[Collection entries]
______________________________

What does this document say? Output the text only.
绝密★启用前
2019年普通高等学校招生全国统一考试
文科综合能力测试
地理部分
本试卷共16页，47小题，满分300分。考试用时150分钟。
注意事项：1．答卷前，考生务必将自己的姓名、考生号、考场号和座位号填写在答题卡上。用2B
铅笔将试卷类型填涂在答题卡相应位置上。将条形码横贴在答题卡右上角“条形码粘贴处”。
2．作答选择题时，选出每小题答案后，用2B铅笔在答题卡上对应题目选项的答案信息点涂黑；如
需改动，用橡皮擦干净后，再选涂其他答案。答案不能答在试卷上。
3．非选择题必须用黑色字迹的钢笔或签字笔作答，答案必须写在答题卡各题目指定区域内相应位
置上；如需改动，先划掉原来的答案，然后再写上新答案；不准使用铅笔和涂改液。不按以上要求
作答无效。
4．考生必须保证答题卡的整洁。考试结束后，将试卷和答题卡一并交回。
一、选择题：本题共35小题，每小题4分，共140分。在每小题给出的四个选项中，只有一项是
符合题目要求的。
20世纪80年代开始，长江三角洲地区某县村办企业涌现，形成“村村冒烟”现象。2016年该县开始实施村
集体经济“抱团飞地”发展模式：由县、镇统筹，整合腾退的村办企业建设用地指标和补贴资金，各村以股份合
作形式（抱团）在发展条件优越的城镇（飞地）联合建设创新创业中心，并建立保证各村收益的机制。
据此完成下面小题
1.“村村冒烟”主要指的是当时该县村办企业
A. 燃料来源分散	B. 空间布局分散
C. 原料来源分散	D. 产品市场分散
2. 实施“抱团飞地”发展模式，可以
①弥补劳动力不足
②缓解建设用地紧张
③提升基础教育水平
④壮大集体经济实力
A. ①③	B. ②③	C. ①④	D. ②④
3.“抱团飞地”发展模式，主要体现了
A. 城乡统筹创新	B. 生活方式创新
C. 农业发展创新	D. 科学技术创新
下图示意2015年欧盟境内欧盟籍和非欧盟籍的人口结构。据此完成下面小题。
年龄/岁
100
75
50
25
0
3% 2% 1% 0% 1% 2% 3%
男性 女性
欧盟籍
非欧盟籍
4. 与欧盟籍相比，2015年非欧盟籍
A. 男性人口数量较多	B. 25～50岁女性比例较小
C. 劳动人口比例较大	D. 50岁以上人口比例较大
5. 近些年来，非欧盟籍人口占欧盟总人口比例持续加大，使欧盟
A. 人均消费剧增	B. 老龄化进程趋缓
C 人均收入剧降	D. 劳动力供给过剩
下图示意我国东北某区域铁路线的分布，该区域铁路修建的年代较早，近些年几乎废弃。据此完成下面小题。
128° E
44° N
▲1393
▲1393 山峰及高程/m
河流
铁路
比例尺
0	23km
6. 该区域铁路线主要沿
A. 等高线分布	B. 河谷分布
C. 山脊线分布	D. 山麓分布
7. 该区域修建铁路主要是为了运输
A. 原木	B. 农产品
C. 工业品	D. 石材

______________________________

[Exercise instructions]
Copy out the full listing exactly.

[Response to the exercise]
What does this document say? Output the text only.
绝密★启用前
2019年普通高等学校招生全国统一考试
文科综合能力测试
地理部分
本试卷共16页，47小题，满分300分。考试用时150分钟。
注意事项：1．答卷前，考生务必将自己的姓名、考生号、考场号和座位号填写在答题卡上。用2B
铅笔将试卷类型填涂在答题卡相应位置上。将条形码横贴在答题卡右上角“条形码粘贴处”。
2．作答选择题时，选出每小题答案后，用2B铅笔在答题卡上对应题目选项的答案信息点涂黑；如
需改动，用橡皮擦干净后，再选涂其他答案。答案不能答在试卷上。
3．非选择题必须用黑色字迹的钢笔或签字笔作答，答案必须写在答题卡各题目指定区域内相应位
置上；如需改动，先划掉原来的答案，然后再写上新答案；不准使用铅笔和涂改液。不按以上要求
作答无效。
4．考生必须保证答题卡的整洁。考试结束后，将试卷和答题卡一并交回。
一、选择题：本题共35小题，每小题4分，共140分。在每小题给出的四个选项中，只有一项是
符合题目要求的。
20世纪80年代开始，长江三角洲地区某县村办企业涌现，形成“村村冒烟”现象。2016年该县开始实施村
集体经济“抱团飞地”发展模式：由县、镇统筹，整合腾退的村办企业建设用地指标和补贴资金，各村以股份合
作形式（抱团）在发展条件优越的城镇（飞地）联合建设创新创业中心，并建立保证各村收益的机制。
据此完成下面小题
1.“村村冒烟”主要指的是当时该县村办企业
A. 燃料来源分散	B. 空间布局分散
C. 原料来源分散	D. 产品市场分散
2. 实施“抱团飞地”发展模式，可以
①弥补劳动力不足
②缓解建设用地紧张
③提升基础教育水平
④壮大集体经济实力
A. ①③	B. ②③	C. ①④	D. ②④
3.“抱团飞地”发展模式，主要体现了
A. 城乡统筹创新	B. 生活方式创新
C. 农业发展创新	D. 科学技术创新
下图示意2015年欧盟境内欧盟籍和非欧盟籍的人口结构。据此完成下面小题。
年龄/岁
100
75
50
25
0
3% 2% 1% 0% 1% 2% 3%
男性 女性
欧盟籍
非欧盟籍
4. 与欧盟籍相比，2015年非欧盟籍
A. 男性人口数量较多	B. 25～50岁女性比例较小
C. 劳动人口比例较大	D. 50岁以上人口比例较大
5. 近些年来，非欧盟籍人口占欧盟总人口比例持续加大，使欧盟
A. 人均消费剧增	B. 老龄化进程趋缓
C 人均收入剧降	D. 劳动力供给过剩
下图示意我国东北某区域铁路线的分布，该区域铁路修建的年代较早，近些年几乎废弃。据此完成下面小题。
128° E
44° N
▲1393
▲1393 山峰及高程/m
河流
铁路
比例尺
0	23km
6. 该区域铁路线主要沿
A. 等高线分布	B. 河谷分布
C. 山脊线分布	D. 山麓分布
7. 该区域修建铁路主要是为了运输
A. 原木	B. 农产品
C. 工业品	D. 石材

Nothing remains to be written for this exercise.